§ **TASK DESCRIPTION**: Extract the lines that hold the string "colors".

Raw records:
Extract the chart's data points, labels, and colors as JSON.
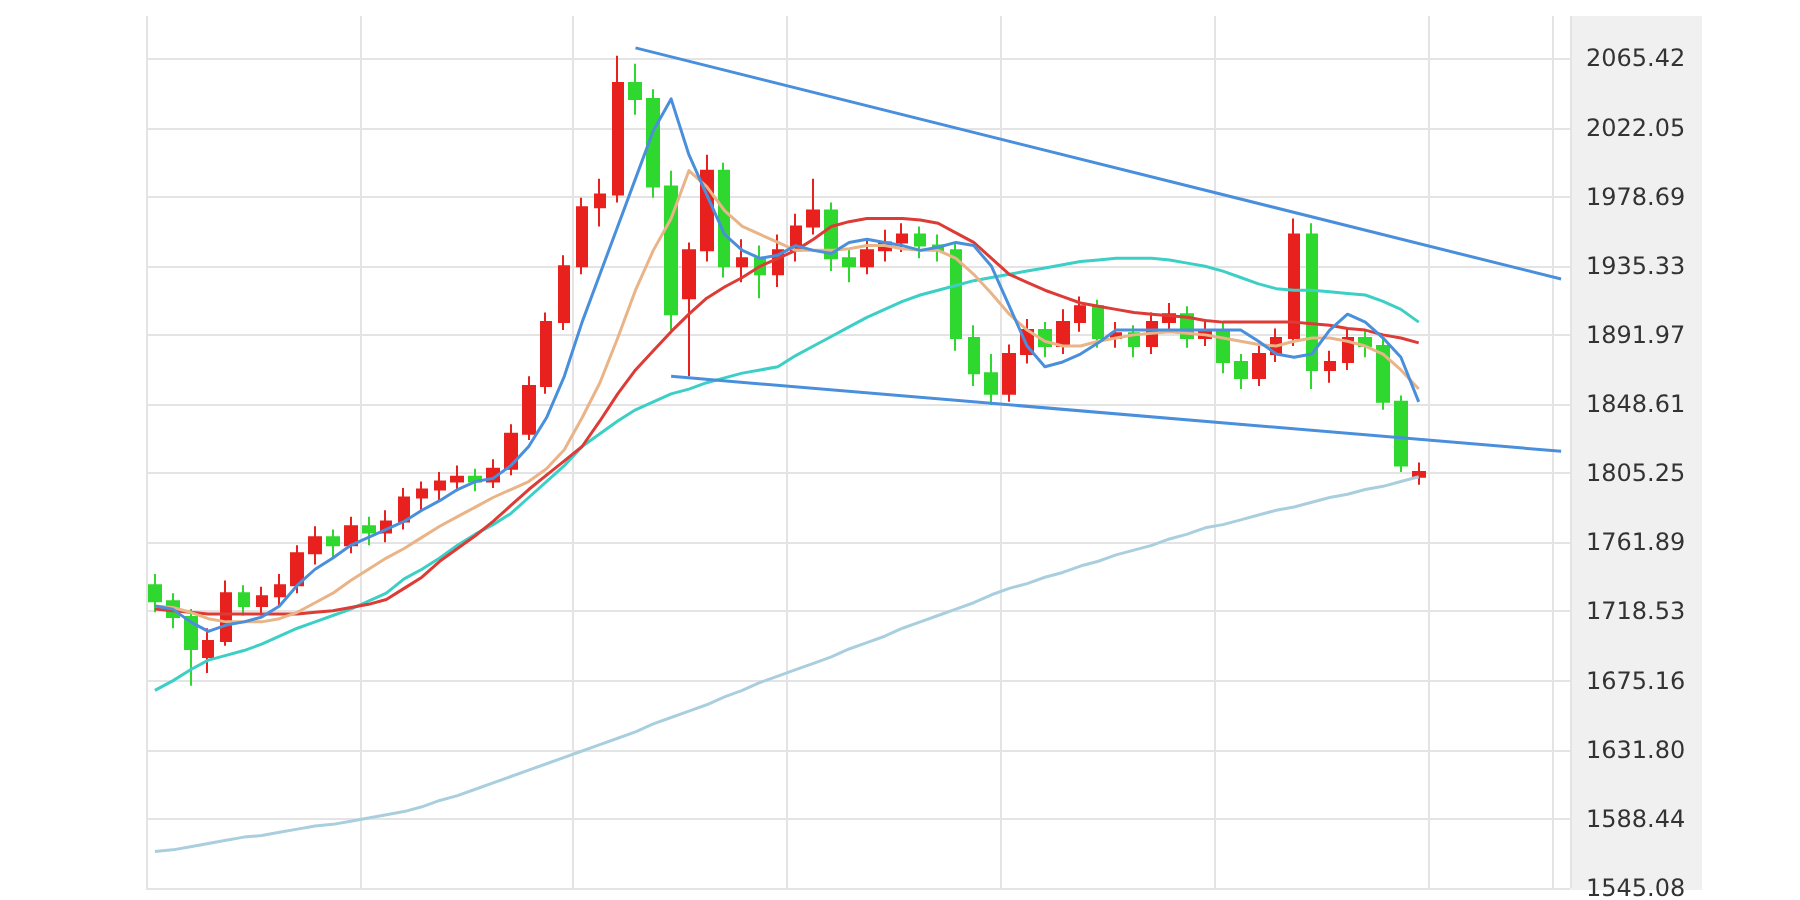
{
  "chart_data": {
    "type": "candlestick",
    "categories": [
      null,
      null,
      null,
      null,
      null,
      null,
      null,
      null,
      null,
      null,
      null,
      null,
      null,
      null,
      null,
      null,
      null,
      null,
      null,
      null,
      null,
      null,
      null,
      null,
      null,
      null,
      null,
      null,
      null,
      null,
      null,
      null,
      null,
      null,
      null,
      null,
      null,
      null,
      null,
      null,
      null,
      null,
      null,
      null,
      null,
      null,
      null,
      null,
      null,
      null,
      null,
      null,
      null,
      null,
      null,
      null,
      null,
      null,
      null,
      null,
      null,
      null,
      null,
      null,
      null,
      null,
      null,
      null,
      null,
      null,
      null,
      null,
      null,
      null,
      null,
      null,
      null,
      null,
      null,
      null
    ],
    "ohlc": [
      [
        1735,
        1742,
        1718,
        1725
      ],
      [
        1725,
        1730,
        1708,
        1715
      ],
      [
        1715,
        1720,
        1672,
        1695
      ],
      [
        1690,
        1708,
        1680,
        1700
      ],
      [
        1700,
        1738,
        1697,
        1730
      ],
      [
        1730,
        1735,
        1716,
        1722
      ],
      [
        1722,
        1734,
        1716,
        1728
      ],
      [
        1728,
        1742,
        1722,
        1735
      ],
      [
        1735,
        1760,
        1730,
        1755
      ],
      [
        1755,
        1772,
        1748,
        1765
      ],
      [
        1765,
        1770,
        1752,
        1760
      ],
      [
        1760,
        1778,
        1755,
        1772
      ],
      [
        1772,
        1778,
        1760,
        1768
      ],
      [
        1768,
        1782,
        1762,
        1775
      ],
      [
        1775,
        1796,
        1770,
        1790
      ],
      [
        1790,
        1800,
        1782,
        1795
      ],
      [
        1795,
        1806,
        1788,
        1800
      ],
      [
        1800,
        1810,
        1794,
        1803
      ],
      [
        1803,
        1808,
        1794,
        1800
      ],
      [
        1800,
        1814,
        1796,
        1808
      ],
      [
        1808,
        1836,
        1804,
        1830
      ],
      [
        1830,
        1866,
        1826,
        1860
      ],
      [
        1860,
        1906,
        1855,
        1900
      ],
      [
        1900,
        1942,
        1895,
        1935
      ],
      [
        1935,
        1978,
        1930,
        1972
      ],
      [
        1972,
        1990,
        1960,
        1980
      ],
      [
        1980,
        2067,
        1975,
        2050
      ],
      [
        2050,
        2062,
        2030,
        2040
      ],
      [
        2040,
        2046,
        1978,
        1985
      ],
      [
        1985,
        1995,
        1895,
        1905
      ],
      [
        1915,
        1950,
        1866,
        1945
      ],
      [
        1945,
        2005,
        1938,
        1995
      ],
      [
        1995,
        2000,
        1928,
        1935
      ],
      [
        1935,
        1952,
        1925,
        1940
      ],
      [
        1940,
        1948,
        1915,
        1930
      ],
      [
        1930,
        1955,
        1922,
        1945
      ],
      [
        1945,
        1968,
        1938,
        1960
      ],
      [
        1960,
        1990,
        1955,
        1970
      ],
      [
        1970,
        1975,
        1932,
        1940
      ],
      [
        1940,
        1946,
        1925,
        1935
      ],
      [
        1935,
        1952,
        1930,
        1945
      ],
      [
        1945,
        1958,
        1938,
        1950
      ],
      [
        1950,
        1962,
        1944,
        1955
      ],
      [
        1955,
        1960,
        1940,
        1948
      ],
      [
        1948,
        1955,
        1938,
        1945
      ],
      [
        1945,
        1950,
        1882,
        1890
      ],
      [
        1890,
        1898,
        1860,
        1868
      ],
      [
        1868,
        1880,
        1848,
        1855
      ],
      [
        1855,
        1886,
        1850,
        1880
      ],
      [
        1880,
        1902,
        1874,
        1895
      ],
      [
        1895,
        1900,
        1878,
        1885
      ],
      [
        1885,
        1908,
        1880,
        1900
      ],
      [
        1900,
        1916,
        1894,
        1910
      ],
      [
        1910,
        1914,
        1884,
        1890
      ],
      [
        1890,
        1900,
        1884,
        1893
      ],
      [
        1893,
        1898,
        1878,
        1885
      ],
      [
        1885,
        1906,
        1880,
        1900
      ],
      [
        1900,
        1912,
        1895,
        1905
      ],
      [
        1905,
        1910,
        1884,
        1890
      ],
      [
        1890,
        1902,
        1885,
        1895
      ],
      [
        1895,
        1900,
        1868,
        1875
      ],
      [
        1875,
        1880,
        1858,
        1865
      ],
      [
        1865,
        1886,
        1860,
        1880
      ],
      [
        1880,
        1896,
        1875,
        1890
      ],
      [
        1890,
        1965,
        1885,
        1955
      ],
      [
        1955,
        1962,
        1858,
        1870
      ],
      [
        1870,
        1882,
        1862,
        1875
      ],
      [
        1875,
        1896,
        1870,
        1890
      ],
      [
        1890,
        1895,
        1878,
        1885
      ],
      [
        1885,
        1890,
        1845,
        1850
      ],
      [
        1850,
        1854,
        1806,
        1810
      ],
      [
        1803,
        1812,
        1798,
        1806
      ],
      null,
      null,
      null,
      null,
      null,
      null,
      null,
      null
    ],
    "colors": [
      "#2fd82f",
      "#2fd82f",
      "#2fd82f",
      "#e8211e",
      "#e8211e",
      "#2fd82f",
      "#e8211e",
      "#e8211e",
      "#e8211e",
      "#e8211e",
      "#2fd82f",
      "#e8211e",
      "#2fd82f",
      "#e8211e",
      "#e8211e",
      "#e8211e",
      "#e8211e",
      "#e8211e",
      "#2fd82f",
      "#e8211e",
      "#e8211e",
      "#e8211e",
      "#e8211e",
      "#e8211e",
      "#e8211e",
      "#e8211e",
      "#e8211e",
      "#2fd82f",
      "#2fd82f",
      "#2fd82f",
      "#e8211e",
      "#e8211e",
      "#2fd82f",
      "#e8211e",
      "#2fd82f",
      "#e8211e",
      "#e8211e",
      "#e8211e",
      "#2fd82f",
      "#2fd82f",
      "#e8211e",
      "#e8211e",
      "#e8211e",
      "#2fd82f",
      "#2fd82f",
      "#2fd82f",
      "#2fd82f",
      "#2fd82f",
      "#e8211e",
      "#e8211e",
      "#2fd82f",
      "#e8211e",
      "#e8211e",
      "#2fd82f",
      "#e8211e",
      "#2fd82f",
      "#e8211e",
      "#e8211e",
      "#2fd82f",
      "#e8211e",
      "#2fd82f",
      "#2fd82f",
      "#e8211e",
      "#e8211e",
      "#e8211e",
      "#2fd82f",
      "#e8211e",
      "#e8211e",
      "#2fd82f",
      "#2fd82f",
      "#2fd82f",
      "#e8211e",
      null,
      null,
      null,
      null,
      null,
      null,
      null,
      null
    ],
    "series": [
      {
        "type": "line",
        "color": "#a9cfdf",
        "values": [
          1568,
          1569,
          1571,
          1573,
          1575,
          1577,
          1578,
          1580,
          1582,
          1584,
          1585,
          1587,
          1589,
          1591,
          1593,
          1596,
          1600,
          1603,
          1607,
          1611,
          1615,
          1619,
          1623,
          1627,
          1631,
          1635,
          1639,
          1643,
          1648,
          1652,
          1656,
          1660,
          1665,
          1669,
          1674,
          1678,
          1682,
          1686,
          1690,
          1695,
          1699,
          1703,
          1708,
          1712,
          1716,
          1720,
          1724,
          1729,
          1733,
          1736,
          1740,
          1743,
          1747,
          1750,
          1754,
          1757,
          1760,
          1764,
          1767,
          1771,
          1773,
          1776,
          1779,
          1782,
          1784,
          1787,
          1790,
          1792,
          1795,
          1797,
          1800,
          1803,
          null,
          null,
          null,
          null,
          null,
          null,
          null,
          null
        ]
      },
      {
        "type": "line",
        "color": "#3ccfc6",
        "values": [
          1669,
          1675,
          1682,
          1688,
          1691,
          1694,
          1698,
          1703,
          1708,
          1712,
          1716,
          1720,
          1725,
          1730,
          1739,
          1745,
          1752,
          1760,
          1767,
          1773,
          1780,
          1790,
          1800,
          1810,
          1822,
          1830,
          1838,
          1845,
          1850,
          1855,
          1858,
          1862,
          1865,
          1868,
          1870,
          1872,
          1879,
          1885,
          1891,
          1897,
          1903,
          1908,
          1913,
          1917,
          1920,
          1923,
          1926,
          1928,
          1930,
          1932,
          1934,
          1936,
          1938,
          1939,
          1940,
          1940,
          1940,
          1939,
          1937,
          1935,
          1932,
          1928,
          1924,
          1921,
          1920,
          1920,
          1919,
          1918,
          1917,
          1913,
          1908,
          1900,
          null,
          null,
          null,
          null,
          null,
          null,
          null,
          null
        ]
      },
      {
        "type": "line",
        "color": "#dd3b35",
        "values": [
          1720,
          1719,
          1718,
          1717,
          1717,
          1717,
          1717,
          1717,
          1717,
          1718,
          1719,
          1721,
          1723,
          1726,
          1733,
          1740,
          1750,
          1758,
          1766,
          1775,
          1785,
          1795,
          1804,
          1813,
          1822,
          1838,
          1855,
          1870,
          1882,
          1894,
          1905,
          1915,
          1922,
          1928,
          1935,
          1940,
          1945,
          1952,
          1960,
          1963,
          1965,
          1965,
          1965,
          1964,
          1962,
          1956,
          1950,
          1940,
          1930,
          1925,
          1920,
          1916,
          1912,
          1910,
          1908,
          1906,
          1905,
          1904,
          1903,
          1901,
          1900,
          1900,
          1900,
          1900,
          1900,
          1899,
          1898,
          1896,
          1895,
          1892,
          1890,
          1887,
          null,
          null,
          null,
          null,
          null,
          null,
          null,
          null
        ]
      },
      {
        "type": "line",
        "color": "#e9b487",
        "values": [
          1722,
          1721,
          1718,
          1714,
          1712,
          1712,
          1712,
          1714,
          1718,
          1724,
          1730,
          1738,
          1745,
          1752,
          1758,
          1765,
          1772,
          1778,
          1784,
          1790,
          1795,
          1800,
          1808,
          1820,
          1840,
          1862,
          1890,
          1920,
          1945,
          1965,
          1995,
          1985,
          1970,
          1960,
          1955,
          1950,
          1945,
          1945,
          1945,
          1946,
          1948,
          1948,
          1946,
          1945,
          1945,
          1940,
          1930,
          1918,
          1905,
          1895,
          1888,
          1885,
          1885,
          1888,
          1890,
          1892,
          1893,
          1894,
          1893,
          1892,
          1890,
          1888,
          1886,
          1885,
          1888,
          1890,
          1890,
          1888,
          1885,
          1880,
          1870,
          1858,
          null,
          null,
          null,
          null,
          null,
          null,
          null,
          null
        ]
      },
      {
        "type": "line",
        "color": "#4a8fdc",
        "values": [
          1722,
          1720,
          1712,
          1706,
          1710,
          1712,
          1715,
          1722,
          1735,
          1745,
          1752,
          1760,
          1765,
          1770,
          1775,
          1782,
          1788,
          1795,
          1800,
          1802,
          1810,
          1822,
          1840,
          1866,
          1900,
          1930,
          1960,
          1990,
          2020,
          2040,
          2005,
          1980,
          1955,
          1945,
          1940,
          1942,
          1948,
          1945,
          1943,
          1950,
          1952,
          1950,
          1948,
          1945,
          1947,
          1950,
          1948,
          1935,
          1910,
          1885,
          1872,
          1875,
          1880,
          1887,
          1895,
          1895,
          1895,
          1895,
          1895,
          1895,
          1895,
          1895,
          1888,
          1880,
          1878,
          1880,
          1895,
          1905,
          1900,
          1890,
          1878,
          1850,
          null,
          null,
          null,
          null,
          null,
          null,
          null,
          null
        ]
      },
      {
        "type": "line",
        "color": "#4a8fdc",
        "values": [
          null,
          null,
          null,
          null,
          null,
          null,
          null,
          null,
          null,
          null,
          null,
          null,
          null,
          null,
          null,
          null,
          null,
          null,
          null,
          null,
          null,
          null,
          null,
          null,
          null,
          null,
          null,
          2072,
          null,
          null,
          null,
          null,
          null,
          null,
          null,
          null,
          null,
          null,
          null,
          null,
          null,
          null,
          null,
          null,
          null,
          null,
          null,
          null,
          null,
          null,
          null,
          null,
          null,
          null,
          null,
          null,
          null,
          null,
          null,
          null,
          null,
          null,
          null,
          null,
          null,
          null,
          null,
          null,
          null,
          null,
          null,
          null,
          null,
          null,
          null,
          null,
          null,
          null,
          null,
          1927
        ]
      },
      {
        "type": "line",
        "color": "#4a8fdc",
        "values": [
          null,
          null,
          null,
          null,
          null,
          null,
          null,
          null,
          null,
          null,
          null,
          null,
          null,
          null,
          null,
          null,
          null,
          null,
          null,
          null,
          null,
          null,
          null,
          null,
          null,
          null,
          null,
          null,
          null,
          1866,
          null,
          null,
          null,
          null,
          null,
          null,
          null,
          null,
          null,
          null,
          null,
          null,
          null,
          null,
          null,
          null,
          null,
          null,
          null,
          null,
          null,
          null,
          null,
          null,
          null,
          null,
          null,
          null,
          null,
          null,
          null,
          null,
          null,
          null,
          null,
          null,
          null,
          null,
          null,
          null,
          null,
          null,
          null,
          null,
          null,
          null,
          null,
          null,
          null,
          1819
        ]
      }
    ],
    "ylim": [
      1545.08,
      2092
    ],
    "yticks": [
      1545.08,
      1588.44,
      {
        "value": 1631.8,
        "label": "1631.80"
      },
      1675.16,
      1718.53,
      1761.89,
      1805.25,
      1848.61,
      1891.97,
      1935.33,
      1978.69,
      2022.05,
      2065.42
    ],
    "tick_labels": "y",
    "grid": true
  }
}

§ **PROBLEM SOLUTION**:
Extract the chart's data points, labels, and colors as JSON.
    "colors": [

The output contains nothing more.